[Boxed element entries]
━━━━━━━━━━
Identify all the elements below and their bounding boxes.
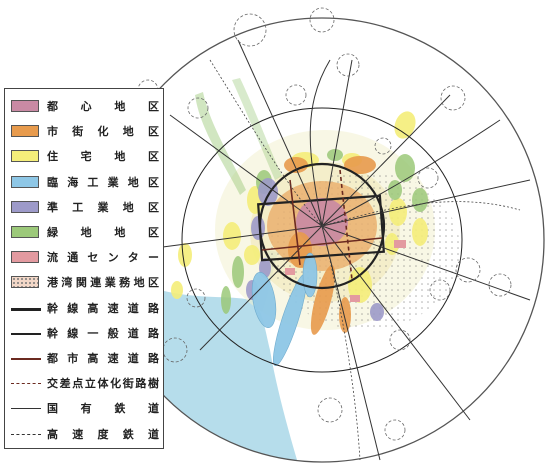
legend-swatch: [11, 226, 39, 238]
legend-item: 都心地区: [5, 95, 165, 117]
legend-line-swatch: [11, 358, 41, 360]
legend-label: 市街化地区: [47, 125, 159, 139]
legend-label: 幹線高速道路: [47, 301, 159, 315]
legend-label: 港湾関連業務地区: [47, 276, 159, 290]
legend-swatch: [11, 200, 39, 213]
legend-line-swatch: [11, 433, 41, 435]
radial-roads: [139, 39, 531, 461]
ring-roads: [181, 107, 463, 373]
legend-line-swatch: [11, 383, 41, 385]
legend-item: 流通センター: [5, 246, 165, 268]
legend-swatch: [11, 276, 39, 289]
legend-item: 臨海工業地区: [5, 171, 165, 193]
legend-label: 高速度鉄道: [47, 427, 159, 441]
legend-item: 都市高速道路: [5, 347, 165, 369]
legend-item: 市街化地区: [5, 120, 165, 142]
legend-label: 都市高速道路: [47, 352, 159, 365]
central-area: [296, 198, 348, 246]
legend-swatch: [11, 150, 39, 163]
legend-label: 交差点立体化街路樹: [47, 377, 159, 391]
legend-item: 幹線高速道路: [5, 297, 165, 319]
city-expressways: [261, 169, 383, 281]
legend-swatch: [11, 175, 39, 188]
railways: [209, 59, 521, 461]
legend-label: 国有鉄道: [47, 402, 159, 416]
legend-line-swatch: [11, 307, 41, 311]
legend-label: 準工業地区: [47, 200, 159, 214]
legend-line-swatch: [11, 332, 41, 335]
legend-label: 流通センター: [47, 251, 159, 265]
legend-item: 港湾関連業務地区: [5, 271, 165, 293]
legend-swatch: [11, 100, 39, 112]
residential-areas: [171, 111, 428, 303]
legend-item: 高速度鉄道: [5, 423, 165, 445]
legend-label: 幹線一般道路: [47, 326, 159, 340]
legend-label: 都心地区: [47, 100, 159, 113]
legend-item: 国有鉄道: [5, 397, 165, 419]
legend-label: 臨海工業地区: [47, 175, 159, 189]
coastal-industrial-areas: [251, 252, 318, 367]
legend-item: 住宅地区: [5, 145, 165, 167]
map-legend: 都心地区市街化地区住宅地区臨海工業地区 準工業地区緑地地区流通センター 港湾関連業務…: [4, 88, 164, 449]
legend-label: 住宅地区: [47, 150, 159, 164]
legend-item: 幹線一般道路: [5, 322, 165, 344]
legend-swatch: [11, 251, 39, 264]
legend-swatch: [11, 125, 39, 138]
legend-item: 緑地地区: [5, 221, 165, 243]
legend-item: 交差点立体化街路樹: [5, 372, 165, 394]
distribution-centers: [285, 240, 406, 302]
legend-label: 緑地地区: [47, 226, 159, 239]
legend-line-swatch: [11, 408, 41, 410]
legend-item: 準工業地区: [5, 196, 165, 218]
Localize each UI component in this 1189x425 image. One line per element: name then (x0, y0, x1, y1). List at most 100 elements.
━━━━━━━━━━
* Task instructions *
Copy out every line of the data above word for word, leaving out the pictures.

* Answer to the task *
Identify all the elements below and their bounding boxes.
legend-swatch: [11, 226, 39, 238]
legend-item: 都心地区: [5, 95, 165, 117]
legend-line-swatch: [11, 358, 41, 360]
legend-label: 市街化地区: [47, 125, 159, 139]
legend-label: 幹線高速道路: [47, 301, 159, 315]
legend-label: 港湾関連業務地区: [47, 276, 159, 290]
legend-swatch: [11, 200, 39, 213]
legend-line-swatch: [11, 433, 41, 435]
radial-roads: [139, 39, 531, 461]
ring-roads: [181, 107, 463, 373]
legend-line-swatch: [11, 383, 41, 385]
legend-item: 流通センター: [5, 246, 165, 268]
legend-swatch: [11, 276, 39, 289]
legend-item: 臨海工業地区: [5, 171, 165, 193]
legend-label: 高速度鉄道: [47, 427, 159, 441]
legend-item: 都市高速道路: [5, 347, 165, 369]
legend-item: 市街化地区: [5, 120, 165, 142]
legend-label: 都市高速道路: [47, 352, 159, 365]
central-area: [296, 198, 348, 246]
legend-swatch: [11, 150, 39, 163]
legend-label: 交差点立体化街路樹: [47, 377, 159, 391]
legend-item: 幹線高速道路: [5, 297, 165, 319]
city-expressways: [261, 169, 383, 281]
legend-swatch: [11, 175, 39, 188]
railways: [209, 59, 521, 461]
legend-label: 国有鉄道: [47, 402, 159, 416]
legend-line-swatch: [11, 307, 41, 311]
legend-label: 準工業地区: [47, 200, 159, 214]
legend-line-swatch: [11, 332, 41, 335]
legend-label: 流通センター: [47, 251, 159, 265]
legend-item: 港湾関連業務地区: [5, 271, 165, 293]
legend-swatch: [11, 100, 39, 112]
residential-areas: [171, 111, 428, 303]
legend-item: 高速度鉄道: [5, 423, 165, 445]
legend-label: 幹線一般道路: [47, 326, 159, 340]
legend-label: 都心地区: [47, 100, 159, 113]
legend-item: 国有鉄道: [5, 397, 165, 419]
legend-label: 臨海工業地区: [47, 175, 159, 189]
coastal-industrial-areas: [251, 252, 318, 367]
legend-item: 住宅地区: [5, 145, 165, 167]
map-legend: 都心地区市街化地区住宅地区臨海工業地区 準工業地区緑地地区流通センター 港湾関連業務…: [4, 88, 164, 449]
legend-label: 住宅地区: [47, 150, 159, 164]
legend-item: 幹線一般道路: [5, 322, 165, 344]
legend-swatch: [11, 251, 39, 264]
legend-swatch: [11, 125, 39, 138]
legend-item: 緑地地区: [5, 221, 165, 243]
legend-item: 交差点立体化街路樹: [5, 372, 165, 394]
distribution-centers: [285, 240, 406, 302]
legend-label: 緑地地区: [47, 226, 159, 239]
legend-line-swatch: [11, 408, 41, 410]
legend-item: 準工業地区: [5, 196, 165, 218]
Localize each UI component in this 1189x425 image. One line per element: name then (x0, y0, x1, y1). List at most 100 elements.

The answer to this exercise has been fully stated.